COMPITO A
Riporta senza modifiche le righe delle voci fornite, a partire da quella che contiene "delta-t-bracket (866, 458, 1032, 472)" e terminando con quella che contiene "cube-cell (181, 148, 199, 169)", entrambe incluse.

DOCUMENTO
━━━
Il giorno dopo, nuovamente interrogato dalla stessa magistratura, Guzzi, ritornato al ricordo di tale colloquio con Gelli, aveva aggiunto che quest’ultimo gli aveva palesato il problema d’un Calvi divenuto gelido ed irato proprio per via delle minacce ricevute da Bonfantini. Un racconto, quello di Guzzi agl’inquirenti, proseguito con queste assai circostanziate parole:
 
Secondo quanto mi disse Gelli le pressioni di Navarra e Bonfantini consistevano in una campagna scandalistica di cui sarebbe stato vittima il Calvi quale ad esempio affissione di manifesti, non ricordo se proprio sotto il Banco Ambrosiano o per Milano, contro Calvi. Credo anche di ricordare che il Gelli mi disse che il Walter Navarra aveva addirittura apposto questi manifesti dentro la sede del Banco Ambrosiano se non addirittura nell’ufficio di Calvi.
━━━
COMPITO B
Estrai parola per parola dal documento su Calvi e Gelli il passo che inizia con "Il giorno dopo, nuovamente" e termina con "nell’ufficio di Calvi.".

VOCI FORNITE
━━━
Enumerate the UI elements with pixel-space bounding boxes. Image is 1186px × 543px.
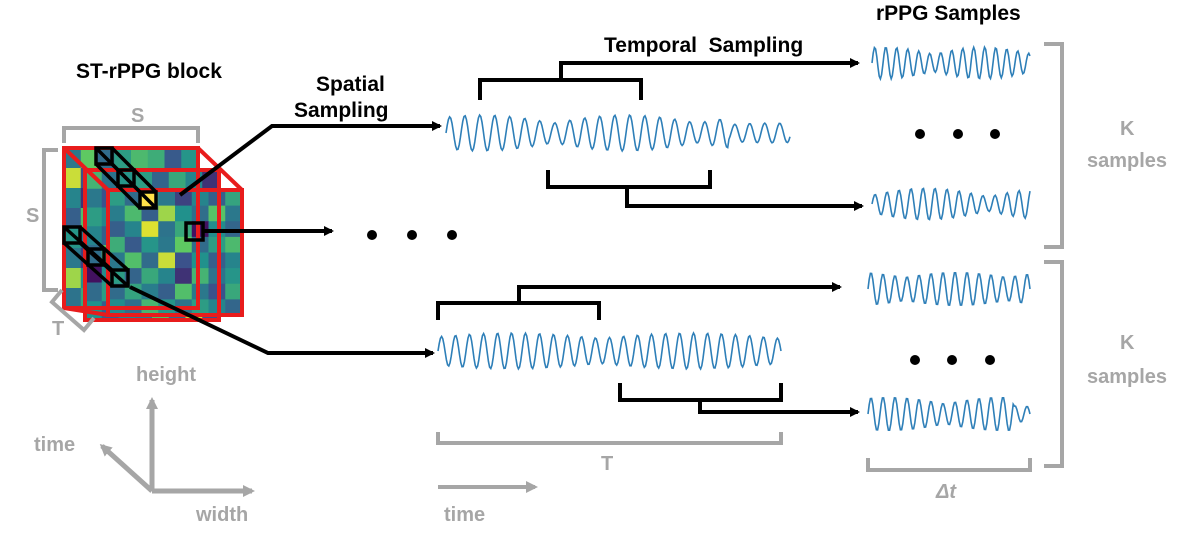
delta-t-bracket (866, 458, 1032, 472)
cube-cell (64, 268, 82, 289)
ellipsis-dots-middle (367, 230, 457, 240)
signal-length-label: T (601, 453, 613, 475)
cube-cell (191, 268, 209, 285)
cube-cell (175, 252, 193, 269)
cube-cell (108, 221, 126, 238)
cube-cell (64, 208, 82, 229)
cube-cell (85, 207, 103, 227)
ellipsis-dots-top-samples (915, 129, 1000, 139)
axis-time-label: time (34, 434, 75, 456)
cube-cell (64, 188, 82, 209)
cube-cell (158, 205, 176, 222)
cube-cell (191, 190, 209, 207)
rppg-signal-top (445, 113, 791, 153)
k-samples-brackets (1044, 42, 1064, 468)
cube-cell (124, 190, 142, 207)
cube-cell (64, 168, 82, 189)
cube-cell (158, 283, 176, 300)
spatial-sampling-label-2: Sampling (294, 99, 389, 122)
rppg-sample-3 (867, 272, 1031, 306)
rppg-sample-4 (867, 397, 1031, 431)
delta-t-label: Δt (935, 481, 957, 503)
cube-cell (168, 170, 186, 190)
axis-width-label: width (195, 504, 248, 526)
time-arrow-label: time (444, 504, 485, 526)
cube-cell (108, 190, 126, 207)
cube-cell (147, 148, 165, 169)
cube-cell (158, 268, 176, 285)
cube-cell (181, 148, 199, 169)
temporal-sampling-brackets-bottom (436, 282, 860, 417)
cube-cell (158, 190, 176, 207)
cube-cell (175, 283, 193, 300)
cube-cell (225, 283, 243, 300)
cube-cell (108, 236, 126, 253)
cube-cell (191, 283, 209, 300)
signal-length-bracket (436, 432, 783, 445)
block-title: ST-rPPG block (76, 60, 222, 83)
cube-cell (175, 205, 193, 222)
axis-height-label: height (136, 364, 196, 386)
samples-label-bottom: samples (1087, 366, 1167, 388)
temporal-sampling-brackets-top (478, 58, 864, 211)
cube-width-label: S (131, 105, 144, 127)
cube-cell (141, 268, 159, 285)
cube-cell (225, 205, 243, 222)
axis-gizmo (99, 397, 255, 497)
cube-cell (225, 252, 243, 269)
temporal-sampling-label: Temporal Sampling (604, 34, 803, 57)
cube-cell (141, 221, 159, 238)
spatial-sampling-label-1: Spatial (316, 73, 385, 96)
cube-cell (108, 205, 126, 222)
cube-cell (191, 205, 209, 222)
st-rppg-cube (62, 146, 244, 322)
k-label-top: K (1120, 118, 1135, 140)
cube-cell (85, 226, 103, 246)
cube-height-label: S (26, 205, 39, 227)
rppg-samples-title: rPPG Samples (876, 2, 1021, 25)
cube-cell (152, 170, 170, 190)
rppg-sample-1 (871, 44, 1031, 82)
sampling-tube-bottom (62, 225, 130, 288)
cube-cell (158, 221, 176, 238)
cube-cell (108, 283, 126, 300)
cube-cell (80, 148, 98, 169)
cube-cell (131, 148, 149, 169)
cube-cell (191, 252, 209, 269)
cube-cell (85, 263, 103, 283)
sampling-tube-top (94, 146, 158, 210)
ellipsis-dots-bottom-samples (910, 355, 995, 365)
cube-cell (158, 236, 176, 253)
rppg-sample-2 (871, 187, 1031, 221)
cube-front-face (108, 190, 243, 316)
cube-cell (158, 252, 176, 269)
cube-cell (225, 299, 243, 316)
cube-depth-label: T (52, 318, 64, 340)
rppg-signal-bottom (437, 331, 782, 371)
cube-dimension-brackets (42, 126, 200, 333)
cube-cell (225, 190, 243, 207)
cube-cell (225, 268, 243, 285)
cube-cell (141, 236, 159, 253)
cube-cell (141, 252, 159, 269)
samples-label-top: samples (1087, 150, 1167, 172)
cube-cell (124, 252, 142, 269)
cube-cell (225, 236, 243, 253)
cube-cell (124, 221, 142, 238)
cube-cell (85, 188, 103, 208)
cube-cell (175, 268, 193, 285)
cube-cell (124, 205, 142, 222)
spatial-sampling-arrows (129, 121, 442, 358)
cube-cell (124, 236, 142, 253)
cube-cell (175, 221, 193, 238)
cube-cell (124, 283, 142, 300)
cube-cell (64, 288, 82, 309)
cube-cell (85, 282, 103, 302)
k-label-bottom: K (1120, 332, 1135, 354)
cube-cell (164, 148, 182, 169)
━━━
RISULTATO A
delta-t-bracket (866, 458, 1032, 472)
cube-cell (64, 268, 82, 289)
ellipsis-dots-middle (367, 230, 457, 240)
signal-length-label: T (601, 453, 613, 475)
cube-cell (191, 268, 209, 285)
cube-cell (175, 252, 193, 269)
cube-cell (108, 221, 126, 238)
cube-cell (64, 208, 82, 229)
cube-cell (85, 207, 103, 227)
ellipsis-dots-top-samples (915, 129, 1000, 139)
axis-time-label: time (34, 434, 75, 456)
cube-cell (64, 188, 82, 209)
cube-cell (158, 205, 176, 222)
cube-cell (191, 190, 209, 207)
rppg-signal-top (445, 113, 791, 153)
k-samples-brackets (1044, 42, 1064, 468)
cube-cell (124, 190, 142, 207)
cube-cell (64, 168, 82, 189)
cube-cell (158, 283, 176, 300)
spatial-sampling-label-2: Sampling (294, 99, 389, 122)
rppg-sample-3 (867, 272, 1031, 306)
rppg-sample-4 (867, 397, 1031, 431)
delta-t-label: Δt (935, 481, 957, 503)
cube-cell (168, 170, 186, 190)
axis-width-label: width (195, 504, 248, 526)
time-arrow-label: time (444, 504, 485, 526)
cube-cell (108, 190, 126, 207)
cube-cell (147, 148, 165, 169)
cube-cell (158, 268, 176, 285)
cube-cell (181, 148, 199, 169)

RISULTATO B
Il giorno dopo, nuovamente interrogato dalla stessa magistratura, Guzzi, ritornato al ricordo di tale colloquio con Gelli, aveva aggiunto che quest’ultimo gli aveva palesato il problema d’un Calvi divenuto gelido ed irato proprio per via delle minacce ricevute da Bonfantini. Un racconto, quello di Guzzi agl’inquirenti, proseguito con queste assai circostanziate parole:
 
Secondo quanto mi disse Gelli le pressioni di Navarra e Bonfantini consistevano in una campagna scandalistica di cui sarebbe stato vittima il Calvi quale ad esempio affissione di manifesti, non ricordo se proprio sotto il Banco Ambrosiano o per Milano, contro Calvi. Credo anche di ricordare che il Gelli mi disse che il Walter Navarra aveva addirittura apposto questi manifesti dentro la sede del Banco Ambrosiano se non addirittura nell’ufficio di Calvi.